§ ENTRIES:

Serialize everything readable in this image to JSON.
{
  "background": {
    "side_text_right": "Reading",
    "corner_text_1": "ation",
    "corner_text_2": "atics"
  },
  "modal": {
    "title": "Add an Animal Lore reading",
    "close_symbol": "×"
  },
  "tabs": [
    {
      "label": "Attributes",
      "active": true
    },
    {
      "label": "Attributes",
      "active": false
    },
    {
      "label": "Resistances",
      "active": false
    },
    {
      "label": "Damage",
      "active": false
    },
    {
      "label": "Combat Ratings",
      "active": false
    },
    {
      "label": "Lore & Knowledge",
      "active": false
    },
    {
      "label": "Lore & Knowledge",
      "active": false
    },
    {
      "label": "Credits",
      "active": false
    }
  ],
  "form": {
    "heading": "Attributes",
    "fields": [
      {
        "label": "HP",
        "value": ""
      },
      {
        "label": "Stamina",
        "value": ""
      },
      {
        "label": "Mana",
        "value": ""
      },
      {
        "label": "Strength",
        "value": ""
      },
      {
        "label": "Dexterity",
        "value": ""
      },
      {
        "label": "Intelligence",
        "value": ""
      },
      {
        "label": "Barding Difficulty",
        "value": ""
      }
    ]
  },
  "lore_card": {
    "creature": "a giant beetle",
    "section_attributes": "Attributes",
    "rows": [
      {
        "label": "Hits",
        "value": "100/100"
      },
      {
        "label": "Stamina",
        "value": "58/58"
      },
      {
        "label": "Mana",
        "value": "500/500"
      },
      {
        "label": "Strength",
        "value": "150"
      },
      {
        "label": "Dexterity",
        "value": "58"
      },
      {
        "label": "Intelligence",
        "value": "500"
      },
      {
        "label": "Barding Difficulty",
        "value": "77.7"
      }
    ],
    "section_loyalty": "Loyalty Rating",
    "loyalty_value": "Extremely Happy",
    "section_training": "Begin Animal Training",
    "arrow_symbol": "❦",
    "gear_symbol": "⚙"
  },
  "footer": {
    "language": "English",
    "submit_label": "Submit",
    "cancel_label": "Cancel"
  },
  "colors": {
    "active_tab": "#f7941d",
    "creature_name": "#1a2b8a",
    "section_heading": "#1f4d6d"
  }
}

§ EXERCISE DETAILS: Write out the full listing exactly as given.

§ RESULT:
Serialize everything readable in this image to JSON.
{
  "background": {
    "side_text_right": "Reading",
    "corner_text_1": "ation",
    "corner_text_2": "atics"
  },
  "modal": {
    "title": "Add an Animal Lore reading",
    "close_symbol": "×"
  },
  "tabs": [
    {
      "label": "Attributes",
      "active": true
    },
    {
      "label": "Attributes",
      "active": false
    },
    {
      "label": "Resistances",
      "active": false
    },
    {
      "label": "Damage",
      "active": false
    },
    {
      "label": "Combat Ratings",
      "active": false
    },
    {
      "label": "Lore & Knowledge",
      "active": false
    },
    {
      "label": "Lore & Knowledge",
      "active": false
    },
    {
      "label": "Credits",
      "active": false
    }
  ],
  "form": {
    "heading": "Attributes",
    "fields": [
      {
        "label": "HP",
        "value": ""
      },
      {
        "label": "Stamina",
        "value": ""
      },
      {
        "label": "Mana",
        "value": ""
      },
      {
        "label": "Strength",
        "value": ""
      },
      {
        "label": "Dexterity",
        "value": ""
      },
      {
        "label": "Intelligence",
        "value": ""
      },
      {
        "label": "Barding Difficulty",
        "value": ""
      }
    ]
  },
  "lore_card": {
    "creature": "a giant beetle",
    "section_attributes": "Attributes",
    "rows": [
      {
        "label": "Hits",
        "value": "100/100"
      },
      {
        "label": "Stamina",
        "value": "58/58"
      },
      {
        "label": "Mana",
        "value": "500/500"
      },
      {
        "label": "Strength",
        "value": "150"
      },
      {
        "label": "Dexterity",
        "value": "58"
      },
      {
        "label": "Intelligence",
        "value": "500"
      },
      {
        "label": "Barding Difficulty",
        "value": "77.7"
      }
    ],
    "section_loyalty": "Loyalty Rating",
    "loyalty_value": "Extremely Happy",
    "section_training": "Begin Animal Training",
    "arrow_symbol": "❦",
    "gear_symbol": "⚙"
  },
  "footer": {
    "language": "English",
    "submit_label": "Submit",
    "cancel_label": "Cancel"
  },
  "colors": {
    "active_tab": "#f7941d",
    "creature_name": "#1a2b8a",
    "section_heading": "#1f4d6d"
  }
}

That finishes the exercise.